[Directive]: Make an exact copy of all the material below, apart from the pictures.

[Supplied entries]:
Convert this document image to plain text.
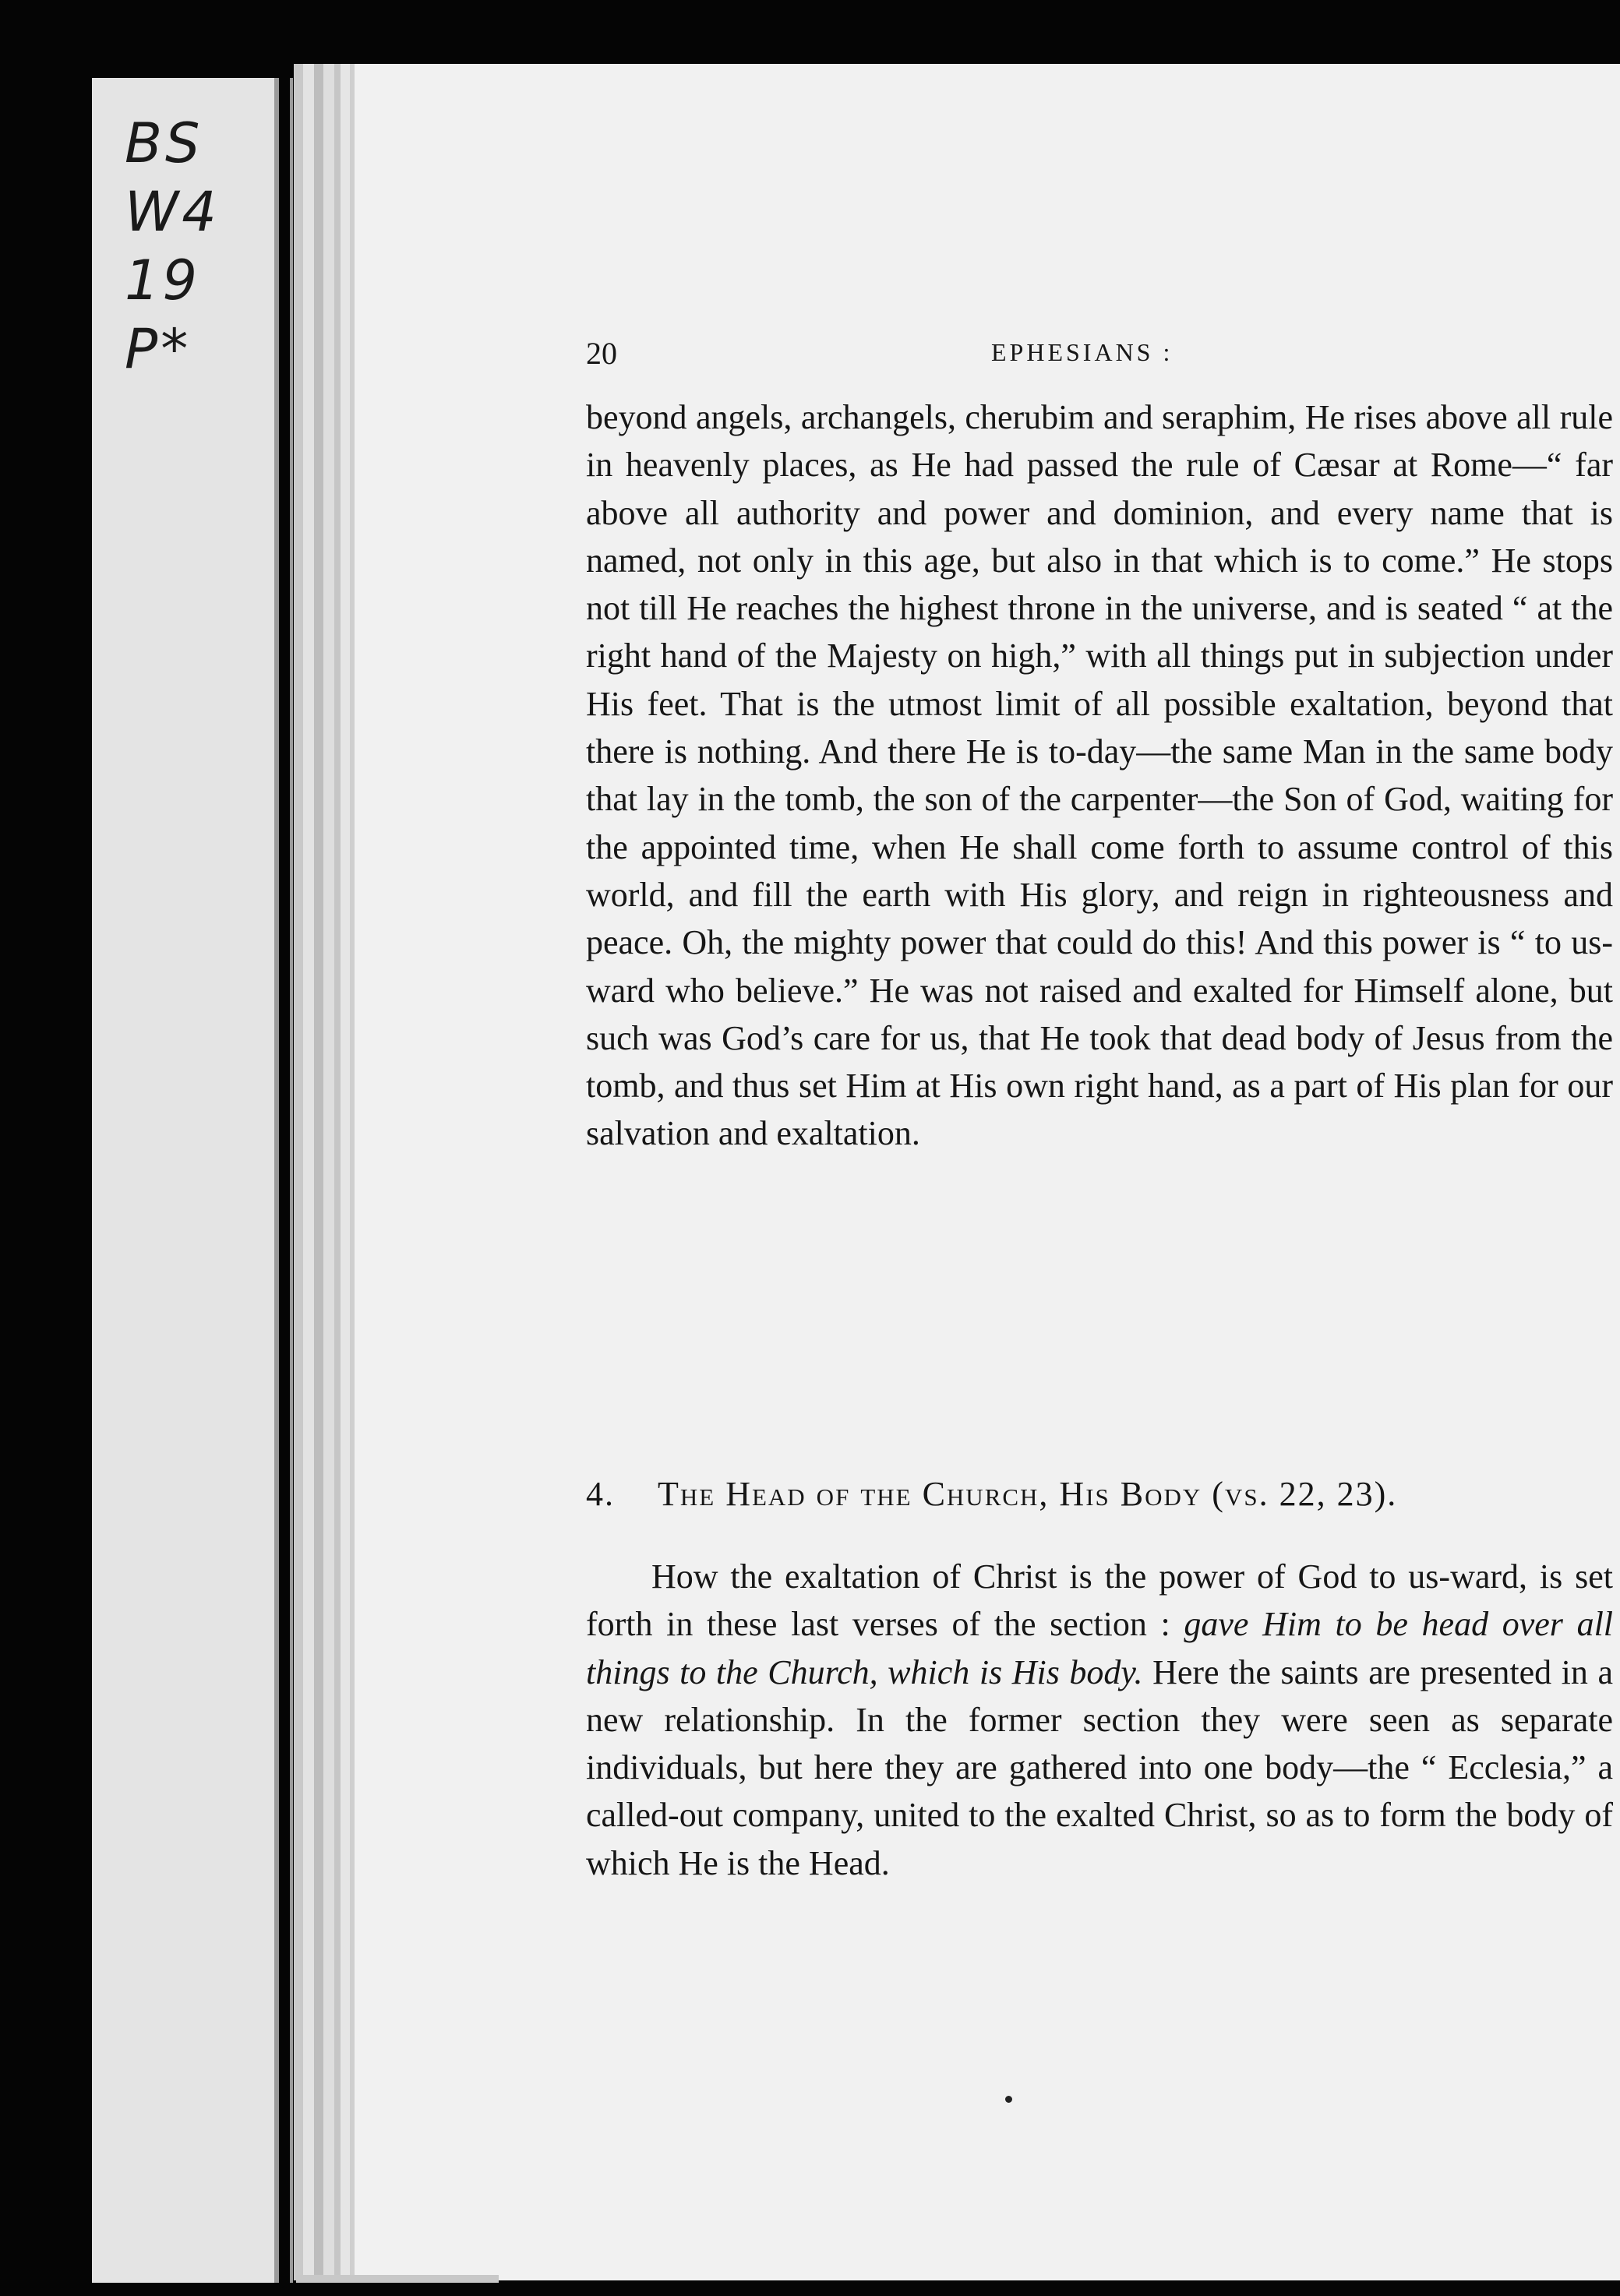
BS
W4
19
P*	20	EPHESIANS :

beyond angels, archangels, cherubim and seraphim, He rises above all rule in heavenly places, as He had passed the rule of Cæsar at Rome—“ far above all authority and power and dominion, and every name that is named, not only in this age, but also in that which is to come.” He stops not till He reaches the highest throne in the universe, and is seated “ at the right hand of the Majesty on high,” with all things put in subjection under His feet. That is the utmost limit of all possible exaltation, beyond that there is nothing. And there He is to-day—the same Man in the same body that lay in the tomb, the son of the carpenter—the Son of God, waiting for the appointed time, when He shall come forth to assume control of this world, and fill the earth with His glory, and reign in righteousness and peace. Oh, the mighty power that could do this! And this power is “ to us-ward who believe.” He was not raised and exalted for Himself alone, but such was God’s care for us, that He took that dead body of Jesus from the tomb, and thus set Him at His own right hand, as a part of His plan for our salvation and exaltation.

4. The Head of the Church, His Body (vs. 22, 23).

How the exaltation of Christ is the power of God to us-ward, is set forth in these last verses of the section : gave Him to be head over all things to the Church, which is His body. Here the saints are presented in a new relationship. In the former section they were seen as separate individuals, but here they are gathered into one body—the “ Ecclesia,” a called-out company, united to the exalted Christ, so as to form the body of which He is the Head.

[Solved exercise]:
Convert this document image to plain text.
BS
W4
19
P*	20	EPHESIANS :

beyond angels, archangels, cherubim and seraphim, He rises above all rule in heavenly places, as He had passed the rule of Cæsar at Rome—“ far above all authority and power and dominion, and every name that is named, not only in this age, but also in that which is to come.” He stops not till He reaches the highest throne in the universe, and is seated “ at the right hand of the Majesty on high,” with all things put in subjection under His feet. That is the utmost limit of all possible exaltation, beyond that there is nothing. And there He is to-day—the same Man in the same body that lay in the tomb, the son of the carpenter—the Son of God, waiting for the appointed time, when He shall come forth to assume control of this world, and fill the earth with His glory, and reign in righteousness and peace. Oh, the mighty power that could do this! And this power is “ to us-ward who believe.” He was not raised and exalted for Himself alone, but such was God’s care for us, that He took that dead body of Jesus from the tomb, and thus set Him at His own right hand, as a part of His plan for our salvation and exaltation.

4. The Head of the Church, His Body (vs. 22, 23).

How the exaltation of Christ is the power of God to us-ward, is set forth in these last verses of the section : gave Him to be head over all things to the Church, which is His body. Here the saints are presented in a new relationship. In the former section they were seen as separate individuals, but here they are gathered into one body—the “ Ecclesia,” a called-out company, united to the exalted Christ, so as to form the body of which He is the Head.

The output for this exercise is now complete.